* BEGIN Exercise material *

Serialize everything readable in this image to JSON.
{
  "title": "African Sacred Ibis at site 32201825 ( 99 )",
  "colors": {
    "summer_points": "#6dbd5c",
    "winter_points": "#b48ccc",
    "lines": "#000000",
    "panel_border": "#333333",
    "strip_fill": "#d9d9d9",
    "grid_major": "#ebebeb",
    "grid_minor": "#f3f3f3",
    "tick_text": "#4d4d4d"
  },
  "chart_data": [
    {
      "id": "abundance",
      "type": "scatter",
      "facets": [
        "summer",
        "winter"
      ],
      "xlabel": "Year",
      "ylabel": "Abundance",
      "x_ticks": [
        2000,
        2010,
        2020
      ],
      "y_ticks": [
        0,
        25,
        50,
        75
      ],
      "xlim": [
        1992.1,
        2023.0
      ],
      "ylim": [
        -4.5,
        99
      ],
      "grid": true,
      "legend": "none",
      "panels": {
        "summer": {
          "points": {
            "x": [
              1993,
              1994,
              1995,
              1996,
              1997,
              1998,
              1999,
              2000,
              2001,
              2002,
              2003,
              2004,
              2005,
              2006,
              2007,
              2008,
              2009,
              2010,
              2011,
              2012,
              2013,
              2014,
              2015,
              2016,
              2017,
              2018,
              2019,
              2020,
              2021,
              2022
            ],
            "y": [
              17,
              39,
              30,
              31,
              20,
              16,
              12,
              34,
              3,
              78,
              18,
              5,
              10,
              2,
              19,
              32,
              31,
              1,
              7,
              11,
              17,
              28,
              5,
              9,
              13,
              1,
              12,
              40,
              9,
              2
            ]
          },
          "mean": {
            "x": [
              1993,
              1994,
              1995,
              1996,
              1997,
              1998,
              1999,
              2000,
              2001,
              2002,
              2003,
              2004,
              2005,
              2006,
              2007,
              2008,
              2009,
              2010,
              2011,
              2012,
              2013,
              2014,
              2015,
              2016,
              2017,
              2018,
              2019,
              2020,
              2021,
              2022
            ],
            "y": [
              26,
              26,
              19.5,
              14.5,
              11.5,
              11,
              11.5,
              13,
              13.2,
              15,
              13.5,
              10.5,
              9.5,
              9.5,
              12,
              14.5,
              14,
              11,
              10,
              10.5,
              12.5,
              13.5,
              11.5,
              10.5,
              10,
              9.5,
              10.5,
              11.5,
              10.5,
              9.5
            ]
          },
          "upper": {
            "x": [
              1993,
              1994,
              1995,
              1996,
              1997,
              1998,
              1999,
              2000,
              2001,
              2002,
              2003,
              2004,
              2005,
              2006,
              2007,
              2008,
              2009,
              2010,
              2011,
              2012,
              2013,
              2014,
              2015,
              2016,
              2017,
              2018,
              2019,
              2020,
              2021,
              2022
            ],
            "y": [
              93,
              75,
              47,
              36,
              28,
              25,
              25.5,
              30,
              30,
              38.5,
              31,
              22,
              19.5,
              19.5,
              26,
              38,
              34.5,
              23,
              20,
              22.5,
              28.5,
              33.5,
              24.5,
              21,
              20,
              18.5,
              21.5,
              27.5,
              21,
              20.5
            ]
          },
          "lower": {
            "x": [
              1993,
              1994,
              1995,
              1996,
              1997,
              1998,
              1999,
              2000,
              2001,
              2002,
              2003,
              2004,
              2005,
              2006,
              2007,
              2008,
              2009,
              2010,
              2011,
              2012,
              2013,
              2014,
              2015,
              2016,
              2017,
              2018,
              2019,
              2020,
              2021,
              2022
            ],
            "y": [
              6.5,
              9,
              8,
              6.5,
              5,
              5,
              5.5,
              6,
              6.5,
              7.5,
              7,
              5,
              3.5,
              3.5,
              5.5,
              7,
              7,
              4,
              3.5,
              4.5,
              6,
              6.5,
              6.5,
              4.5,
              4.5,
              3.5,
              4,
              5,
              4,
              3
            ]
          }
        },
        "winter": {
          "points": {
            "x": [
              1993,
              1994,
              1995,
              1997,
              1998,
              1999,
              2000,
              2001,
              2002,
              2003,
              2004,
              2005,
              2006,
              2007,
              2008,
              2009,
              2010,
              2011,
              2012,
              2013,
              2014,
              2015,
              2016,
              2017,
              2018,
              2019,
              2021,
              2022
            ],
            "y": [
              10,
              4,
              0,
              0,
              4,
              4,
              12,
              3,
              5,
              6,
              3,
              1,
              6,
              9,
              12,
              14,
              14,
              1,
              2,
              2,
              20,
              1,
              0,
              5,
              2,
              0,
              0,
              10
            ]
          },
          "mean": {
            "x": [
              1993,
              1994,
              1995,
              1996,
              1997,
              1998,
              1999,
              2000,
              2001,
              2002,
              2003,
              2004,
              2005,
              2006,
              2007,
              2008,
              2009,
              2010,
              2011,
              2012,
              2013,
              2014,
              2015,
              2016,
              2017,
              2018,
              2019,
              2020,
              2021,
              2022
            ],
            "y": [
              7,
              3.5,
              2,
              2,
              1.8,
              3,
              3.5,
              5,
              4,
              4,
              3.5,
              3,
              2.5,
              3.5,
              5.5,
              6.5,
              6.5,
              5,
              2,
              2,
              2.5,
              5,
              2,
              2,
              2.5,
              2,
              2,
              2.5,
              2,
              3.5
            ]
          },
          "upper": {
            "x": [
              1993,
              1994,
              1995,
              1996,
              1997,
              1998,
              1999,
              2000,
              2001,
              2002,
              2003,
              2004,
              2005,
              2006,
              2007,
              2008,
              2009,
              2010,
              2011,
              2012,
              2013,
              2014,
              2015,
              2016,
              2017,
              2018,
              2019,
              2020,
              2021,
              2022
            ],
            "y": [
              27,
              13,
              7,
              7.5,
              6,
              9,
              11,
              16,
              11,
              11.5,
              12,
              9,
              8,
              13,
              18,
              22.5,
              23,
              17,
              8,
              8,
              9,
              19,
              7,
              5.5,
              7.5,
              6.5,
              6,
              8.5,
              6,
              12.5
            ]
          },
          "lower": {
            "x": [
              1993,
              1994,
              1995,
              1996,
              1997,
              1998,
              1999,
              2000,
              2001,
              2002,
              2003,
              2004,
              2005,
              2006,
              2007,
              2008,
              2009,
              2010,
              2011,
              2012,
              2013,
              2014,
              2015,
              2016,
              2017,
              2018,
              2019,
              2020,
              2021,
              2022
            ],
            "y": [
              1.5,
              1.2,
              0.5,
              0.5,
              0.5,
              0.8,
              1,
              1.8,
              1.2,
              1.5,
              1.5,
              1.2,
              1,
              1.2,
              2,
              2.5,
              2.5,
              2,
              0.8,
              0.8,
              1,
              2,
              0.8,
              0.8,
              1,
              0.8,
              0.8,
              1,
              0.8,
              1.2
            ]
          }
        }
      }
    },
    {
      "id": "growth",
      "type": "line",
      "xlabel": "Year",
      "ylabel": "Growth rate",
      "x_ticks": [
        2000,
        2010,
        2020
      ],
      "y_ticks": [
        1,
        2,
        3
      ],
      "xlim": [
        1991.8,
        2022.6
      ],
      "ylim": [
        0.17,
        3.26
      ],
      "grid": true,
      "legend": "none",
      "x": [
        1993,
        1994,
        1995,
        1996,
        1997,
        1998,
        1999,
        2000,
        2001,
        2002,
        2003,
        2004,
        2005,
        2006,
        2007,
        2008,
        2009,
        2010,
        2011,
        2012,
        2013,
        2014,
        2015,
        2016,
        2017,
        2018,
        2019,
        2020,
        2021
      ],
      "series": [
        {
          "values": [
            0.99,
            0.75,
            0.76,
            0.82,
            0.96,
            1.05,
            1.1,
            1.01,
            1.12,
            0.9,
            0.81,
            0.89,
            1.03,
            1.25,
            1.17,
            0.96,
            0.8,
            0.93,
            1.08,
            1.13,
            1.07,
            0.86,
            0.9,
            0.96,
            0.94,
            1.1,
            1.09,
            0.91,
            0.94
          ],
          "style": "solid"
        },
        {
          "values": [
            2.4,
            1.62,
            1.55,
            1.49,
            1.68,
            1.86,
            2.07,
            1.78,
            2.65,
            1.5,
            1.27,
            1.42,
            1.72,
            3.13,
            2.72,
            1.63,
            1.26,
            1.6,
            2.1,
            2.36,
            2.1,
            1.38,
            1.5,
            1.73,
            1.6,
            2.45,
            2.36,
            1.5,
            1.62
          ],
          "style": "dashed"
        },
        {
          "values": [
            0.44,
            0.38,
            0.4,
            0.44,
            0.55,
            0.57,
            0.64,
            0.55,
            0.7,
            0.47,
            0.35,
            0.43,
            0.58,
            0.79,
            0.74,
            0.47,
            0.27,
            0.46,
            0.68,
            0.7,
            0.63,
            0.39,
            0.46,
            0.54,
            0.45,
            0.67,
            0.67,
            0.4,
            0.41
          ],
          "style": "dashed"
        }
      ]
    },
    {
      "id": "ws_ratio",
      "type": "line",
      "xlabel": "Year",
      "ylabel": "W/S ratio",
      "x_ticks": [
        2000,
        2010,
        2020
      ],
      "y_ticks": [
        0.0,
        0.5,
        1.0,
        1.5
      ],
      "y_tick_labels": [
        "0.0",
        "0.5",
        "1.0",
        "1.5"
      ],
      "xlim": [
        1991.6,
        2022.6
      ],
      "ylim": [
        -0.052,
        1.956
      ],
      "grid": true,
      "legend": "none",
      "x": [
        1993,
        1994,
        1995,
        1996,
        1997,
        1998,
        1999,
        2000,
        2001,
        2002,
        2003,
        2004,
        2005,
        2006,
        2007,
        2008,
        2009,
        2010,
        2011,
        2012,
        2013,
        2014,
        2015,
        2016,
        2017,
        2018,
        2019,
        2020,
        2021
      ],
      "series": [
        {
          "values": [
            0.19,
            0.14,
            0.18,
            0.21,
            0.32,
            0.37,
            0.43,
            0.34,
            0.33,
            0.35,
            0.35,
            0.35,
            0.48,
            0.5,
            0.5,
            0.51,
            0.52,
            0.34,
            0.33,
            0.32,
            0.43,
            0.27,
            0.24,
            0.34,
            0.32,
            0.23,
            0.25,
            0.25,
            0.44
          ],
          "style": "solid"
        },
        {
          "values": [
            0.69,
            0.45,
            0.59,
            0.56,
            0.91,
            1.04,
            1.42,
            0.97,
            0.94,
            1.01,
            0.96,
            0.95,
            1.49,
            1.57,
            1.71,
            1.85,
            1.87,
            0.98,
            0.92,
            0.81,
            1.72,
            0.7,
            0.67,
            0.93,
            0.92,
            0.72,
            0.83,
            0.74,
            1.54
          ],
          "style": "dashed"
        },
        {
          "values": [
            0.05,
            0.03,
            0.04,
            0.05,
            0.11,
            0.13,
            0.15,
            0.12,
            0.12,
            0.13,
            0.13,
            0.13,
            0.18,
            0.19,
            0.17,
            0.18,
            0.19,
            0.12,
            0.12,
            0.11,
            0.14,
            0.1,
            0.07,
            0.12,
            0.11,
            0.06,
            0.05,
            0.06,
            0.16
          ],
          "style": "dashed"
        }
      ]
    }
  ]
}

* END Exercise material *

What you will do: Which lines include the word "ylabel"? List them all.

Exercise solution:
      "ylabel": "Abundance",
      "ylabel": "Growth rate",
      "ylabel": "W/S ratio",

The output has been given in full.